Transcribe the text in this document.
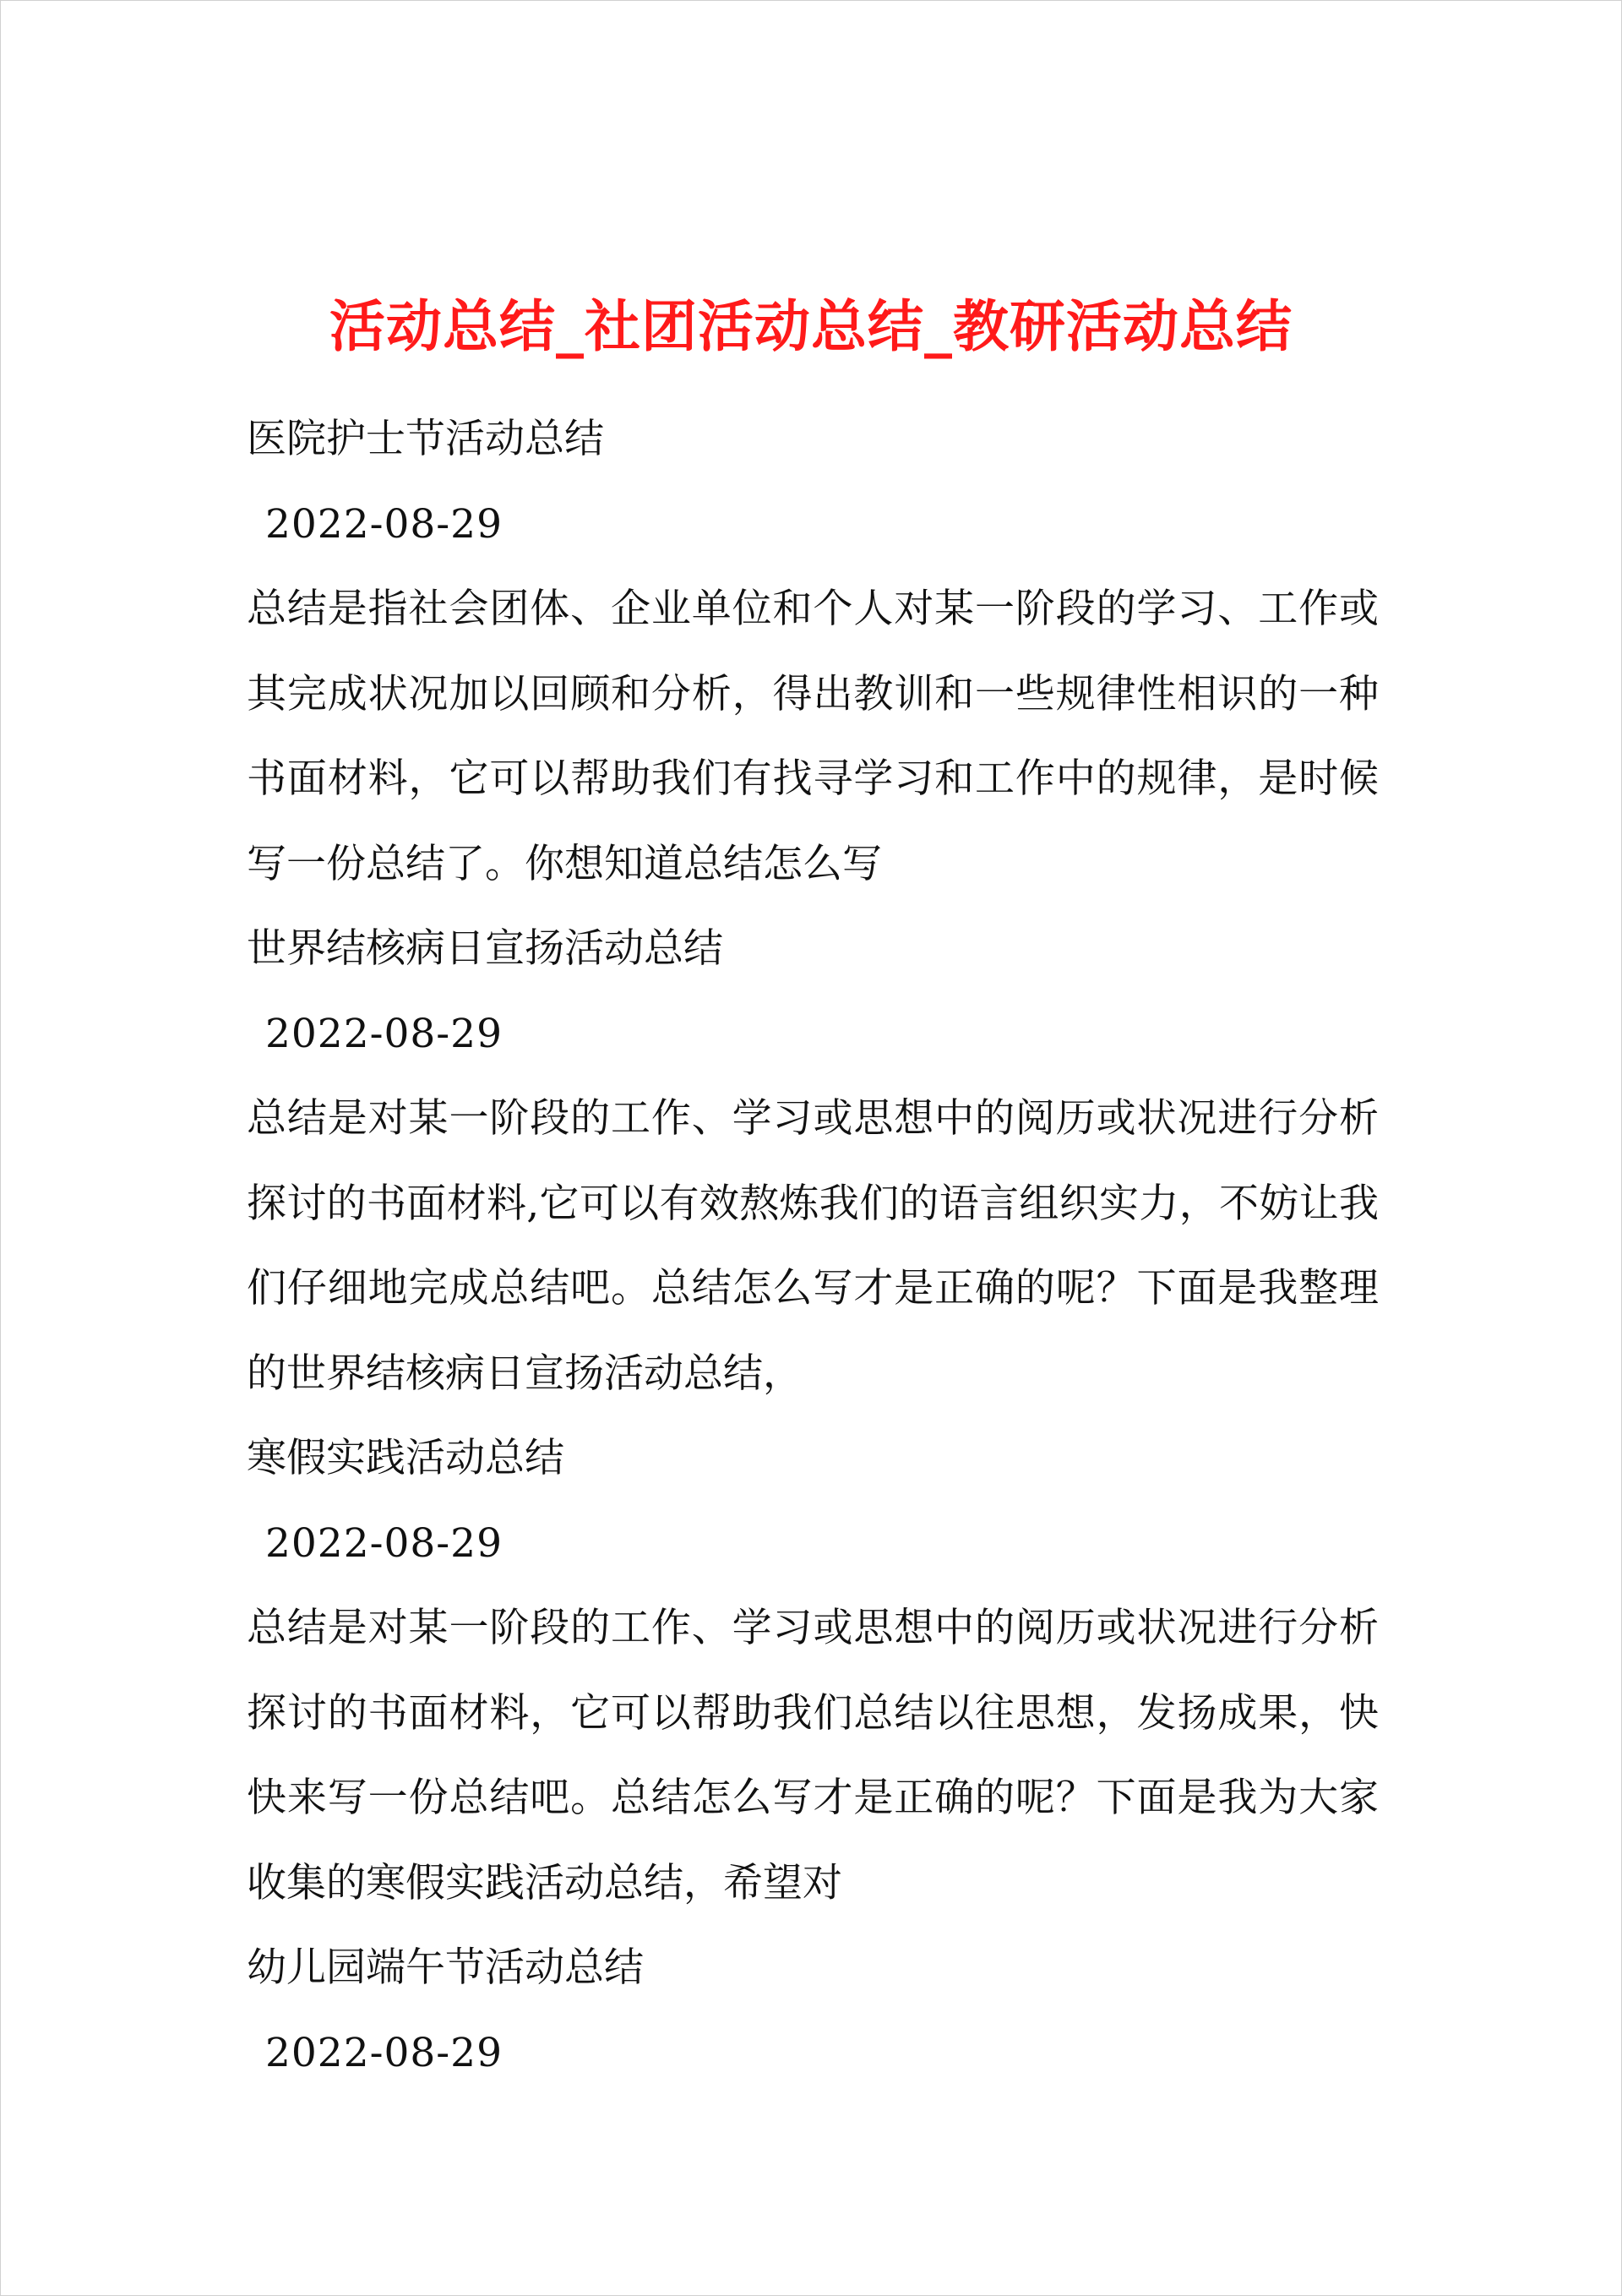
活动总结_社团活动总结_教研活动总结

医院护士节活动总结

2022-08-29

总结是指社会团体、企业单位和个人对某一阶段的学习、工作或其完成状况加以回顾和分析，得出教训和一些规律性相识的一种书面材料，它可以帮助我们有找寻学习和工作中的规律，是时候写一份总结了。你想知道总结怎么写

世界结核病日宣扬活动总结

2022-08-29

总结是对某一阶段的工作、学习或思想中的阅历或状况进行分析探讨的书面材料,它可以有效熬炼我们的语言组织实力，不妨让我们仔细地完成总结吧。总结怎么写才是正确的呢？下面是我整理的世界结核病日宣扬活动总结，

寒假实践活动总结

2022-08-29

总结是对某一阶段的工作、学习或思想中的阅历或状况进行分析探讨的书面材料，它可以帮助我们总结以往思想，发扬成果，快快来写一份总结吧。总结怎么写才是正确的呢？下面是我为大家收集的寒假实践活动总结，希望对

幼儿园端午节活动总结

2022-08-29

##############################

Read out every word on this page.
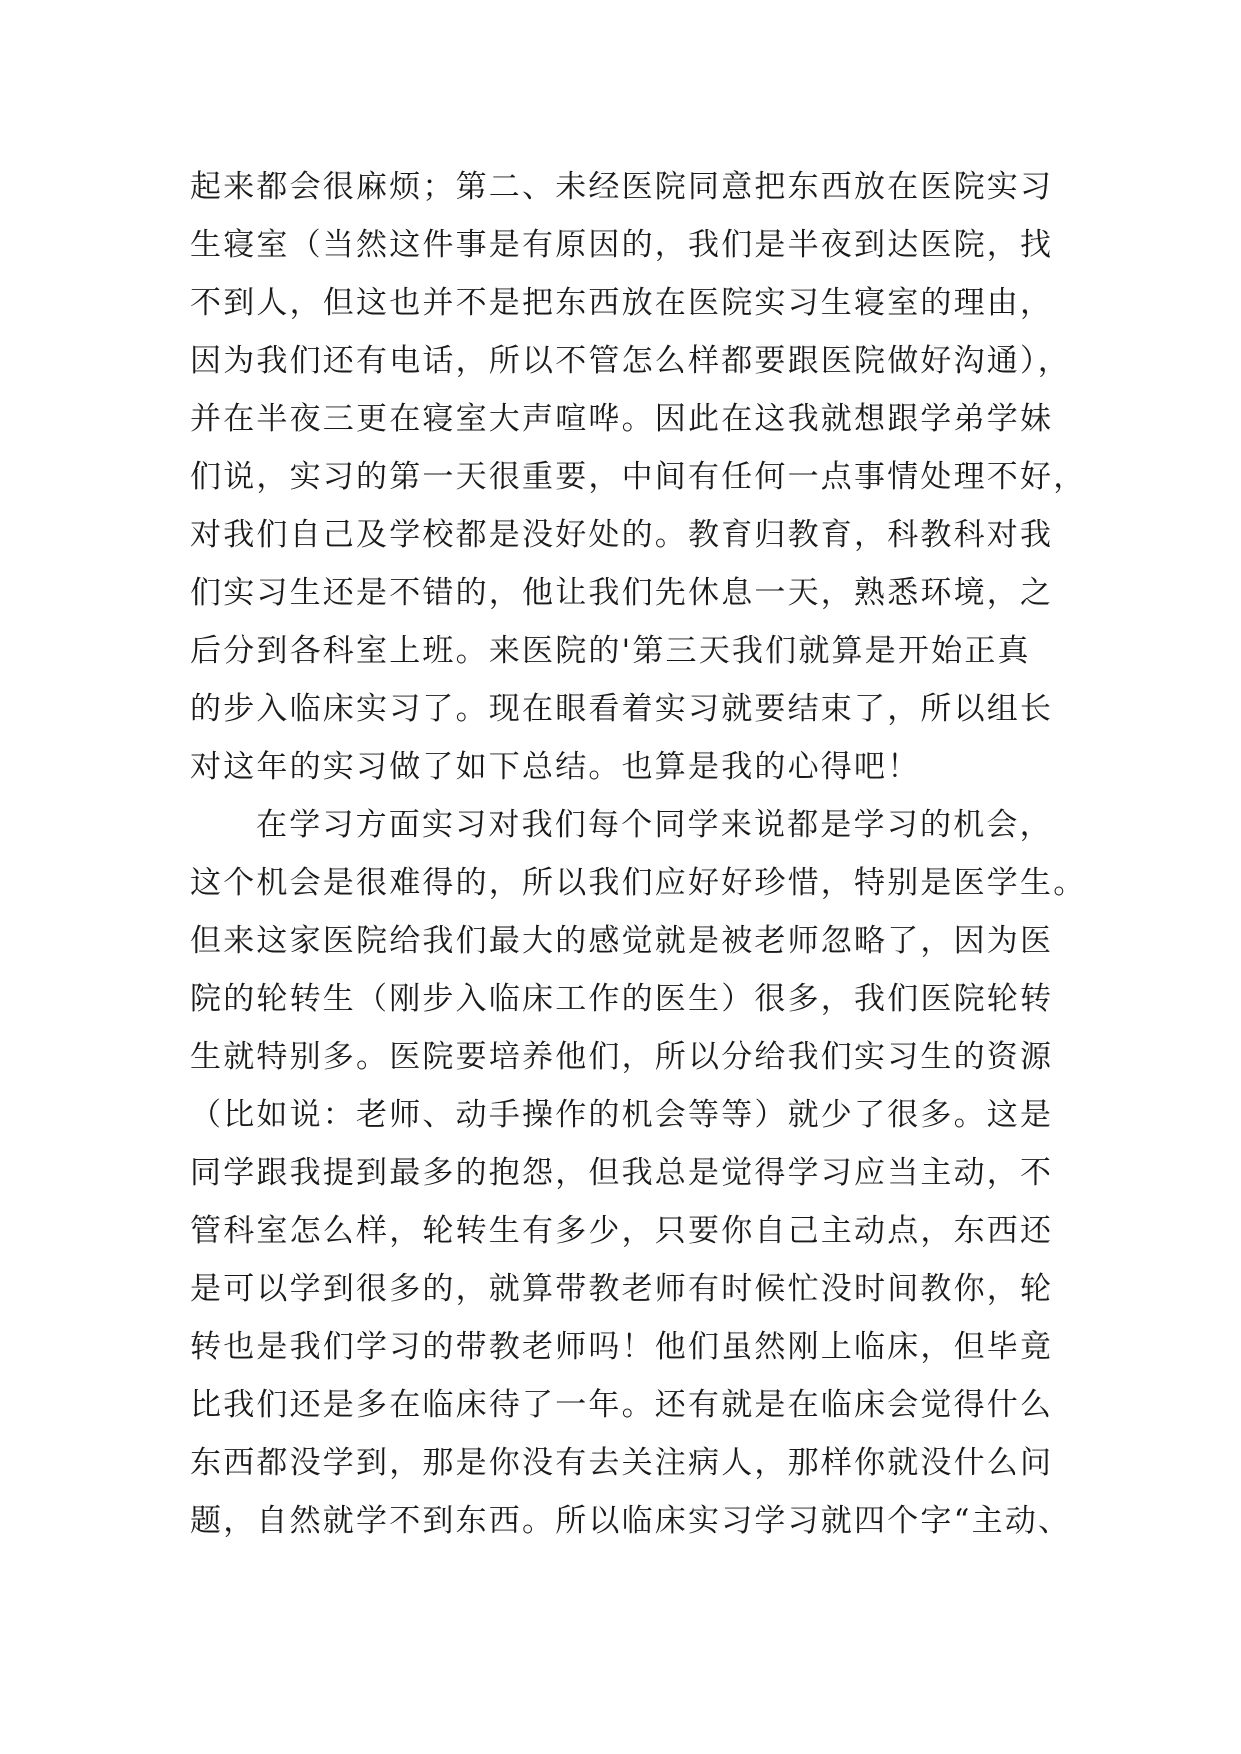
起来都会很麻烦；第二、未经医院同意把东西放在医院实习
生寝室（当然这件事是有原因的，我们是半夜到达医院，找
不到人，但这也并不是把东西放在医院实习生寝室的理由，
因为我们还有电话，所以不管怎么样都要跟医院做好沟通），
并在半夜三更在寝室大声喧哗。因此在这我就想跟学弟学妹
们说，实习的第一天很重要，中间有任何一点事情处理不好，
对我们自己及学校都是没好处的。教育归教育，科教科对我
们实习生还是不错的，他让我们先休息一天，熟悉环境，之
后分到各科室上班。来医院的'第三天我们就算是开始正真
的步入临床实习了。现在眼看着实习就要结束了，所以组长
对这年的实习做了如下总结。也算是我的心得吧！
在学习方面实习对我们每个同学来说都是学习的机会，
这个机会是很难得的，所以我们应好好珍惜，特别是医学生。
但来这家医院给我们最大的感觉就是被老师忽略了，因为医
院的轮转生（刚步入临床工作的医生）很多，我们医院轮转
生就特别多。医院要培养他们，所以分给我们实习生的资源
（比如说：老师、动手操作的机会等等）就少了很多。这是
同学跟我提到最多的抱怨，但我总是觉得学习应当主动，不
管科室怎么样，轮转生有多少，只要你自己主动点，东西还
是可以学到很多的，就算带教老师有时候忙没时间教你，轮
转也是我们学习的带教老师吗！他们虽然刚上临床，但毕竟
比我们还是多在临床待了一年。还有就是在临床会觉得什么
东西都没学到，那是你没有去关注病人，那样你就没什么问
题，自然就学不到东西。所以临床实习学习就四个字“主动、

##############################

## Problem
In the lines above, find each one with "this" and list it.

## Answer to the problem
Transcribe the text in this document.
Read out every word on this page.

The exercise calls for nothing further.